-- begin Dataset excerpts --

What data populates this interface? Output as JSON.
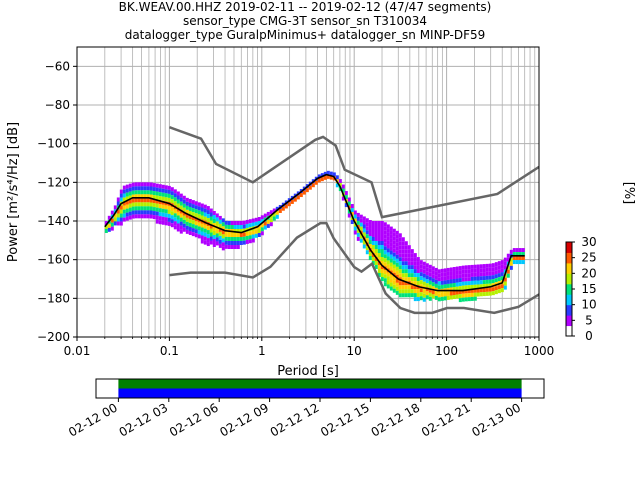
{
  "chart_data": [
    {
      "type": "heatmap",
      "title": [
        "BK.WEAV.00.HHZ   2019-02-11 -- 2019-02-12  (47/47 segments)",
        "sensor_type CMG-3T sensor_sn T310034",
        "datalogger_type GuralpMinimus+ datalogger_sn MINP-DF59"
      ],
      "xlabel": "Period [s]",
      "ylabel": "Power [m²/s⁴/Hz] [dB]",
      "xscale": "log",
      "xlim": [
        0.01,
        1000
      ],
      "ylim": [
        -200,
        -50
      ],
      "xticks": [
        {
          "value": 0.01,
          "label": "0.01"
        },
        {
          "value": 0.1,
          "label": "0.1"
        },
        {
          "value": 1,
          "label": "1"
        },
        {
          "value": 10,
          "label": "10"
        },
        {
          "value": 100,
          "label": "100"
        },
        {
          "value": 1000,
          "label": "1000"
        }
      ],
      "yticks": [
        {
          "value": -60,
          "label": "−60"
        },
        {
          "value": -80,
          "label": "−80"
        },
        {
          "value": -100,
          "label": "−100"
        },
        {
          "value": -120,
          "label": "−120"
        },
        {
          "value": -140,
          "label": "−140"
        },
        {
          "value": -160,
          "label": "−160"
        },
        {
          "value": -180,
          "label": "−180"
        },
        {
          "value": -200,
          "label": "−200"
        }
      ],
      "grid": true,
      "noise_models": {
        "nhnm": {
          "x": [
            0.1,
            0.22,
            0.32,
            0.8,
            3.8,
            4.6,
            6.3,
            7.9,
            15.4,
            20,
            354.8,
            1000
          ],
          "y": [
            -91.5,
            -97.4,
            -110.5,
            -120,
            -98,
            -96.5,
            -101,
            -113.5,
            -120,
            -138,
            -126,
            -112
          ]
        },
        "nlnm": {
          "x": [
            0.1,
            0.17,
            0.4,
            0.8,
            1.24,
            2.4,
            4.3,
            5,
            6,
            10,
            12,
            15.6,
            21.9,
            31.6,
            45,
            70,
            101,
            154,
            328,
            600,
            1000
          ],
          "y": [
            -168,
            -166.7,
            -166.7,
            -169.2,
            -163.7,
            -148.6,
            -141.1,
            -141.1,
            -149,
            -163.8,
            -166.2,
            -162.1,
            -177.5,
            -185,
            -187.5,
            -187.5,
            -185,
            -185,
            -187.5,
            -184.4,
            -178
          ]
        }
      },
      "series": [
        {
          "x": [
            0.02,
            0.025,
            0.03,
            0.04,
            0.06,
            0.1,
            0.15,
            0.25,
            0.4,
            0.6,
            0.9,
            1.5,
            2.5,
            4,
            5,
            6,
            7,
            10,
            15,
            20,
            30,
            50,
            80,
            150,
            300,
            400,
            500,
            700
          ],
          "y": [
            -143,
            -137,
            -131,
            -128,
            -128,
            -131,
            -136,
            -141,
            -145,
            -146,
            -143,
            -134,
            -126,
            -118,
            -116,
            -117,
            -122,
            -140,
            -155,
            -163,
            -170,
            -174,
            -176,
            -176,
            -174,
            -172,
            -158,
            -158
          ]
        }
      ],
      "heatmap_bands": {
        "x": [
          0.02,
          0.025,
          0.03,
          0.04,
          0.06,
          0.1,
          0.15,
          0.25,
          0.4,
          0.6,
          0.9,
          1.5,
          2.5,
          4,
          5,
          6,
          7,
          10,
          15,
          20,
          30,
          50,
          80,
          150,
          300,
          400,
          500,
          700
        ],
        "upper": [
          -140,
          -132,
          -122,
          -120,
          -120,
          -122,
          -128,
          -132,
          -140,
          -140,
          -138,
          -132,
          -124,
          -116,
          -114,
          -115,
          -119,
          -135,
          -140,
          -140,
          -146,
          -160,
          -165,
          -163,
          -162,
          -160,
          -154,
          -154
        ],
        "lower": [
          -146,
          -142,
          -140,
          -138,
          -138,
          -142,
          -146,
          -151,
          -154,
          -152,
          -148,
          -136,
          -128,
          -120,
          -118,
          -119,
          -125,
          -146,
          -160,
          -172,
          -178,
          -180,
          -180,
          -180,
          -178,
          -176,
          -162,
          -162
        ]
      },
      "colorbar": {
        "label": "[%]",
        "range": [
          0,
          30
        ],
        "ticks": [
          {
            "value": 0,
            "label": "0"
          },
          {
            "value": 5,
            "label": "5"
          },
          {
            "value": 10,
            "label": "10"
          },
          {
            "value": 15,
            "label": "15"
          },
          {
            "value": 20,
            "label": "20"
          },
          {
            "value": 25,
            "label": "25"
          },
          {
            "value": 30,
            "label": "30"
          }
        ],
        "colors": [
          "#ffffff",
          "#b100ff",
          "#2a3cff",
          "#00c8ff",
          "#00e27a",
          "#b5f000",
          "#ffd000",
          "#ff5a00",
          "#d80000"
        ]
      }
    },
    {
      "type": "bar",
      "xlim": [
        0,
        1
      ],
      "segments": [
        {
          "start": 0.05,
          "end": 0.95
        }
      ],
      "rows": [
        {
          "color": "#008000"
        },
        {
          "color": "#0000ff"
        }
      ],
      "xticks": [
        {
          "value": 0.05,
          "label": "02-12 00"
        },
        {
          "value": 0.1625,
          "label": "02-12 03"
        },
        {
          "value": 0.275,
          "label": "02-12 06"
        },
        {
          "value": 0.3875,
          "label": "02-12 09"
        },
        {
          "value": 0.5,
          "label": "02-12 12"
        },
        {
          "value": 0.6125,
          "label": "02-12 15"
        },
        {
          "value": 0.725,
          "label": "02-12 18"
        },
        {
          "value": 0.8375,
          "label": "02-12 21"
        },
        {
          "value": 0.95,
          "label": "02-13 00"
        }
      ]
    }
  ]
}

-- end Dataset excerpts --

- **Instructions to follow**:
In the material above, show every line where the word "segments" turns up.

- **Response to the exercise**:
        "BK.WEAV.00.HHZ   2019-02-11 -- 2019-02-12  (47/47 segments)",
      "segments": [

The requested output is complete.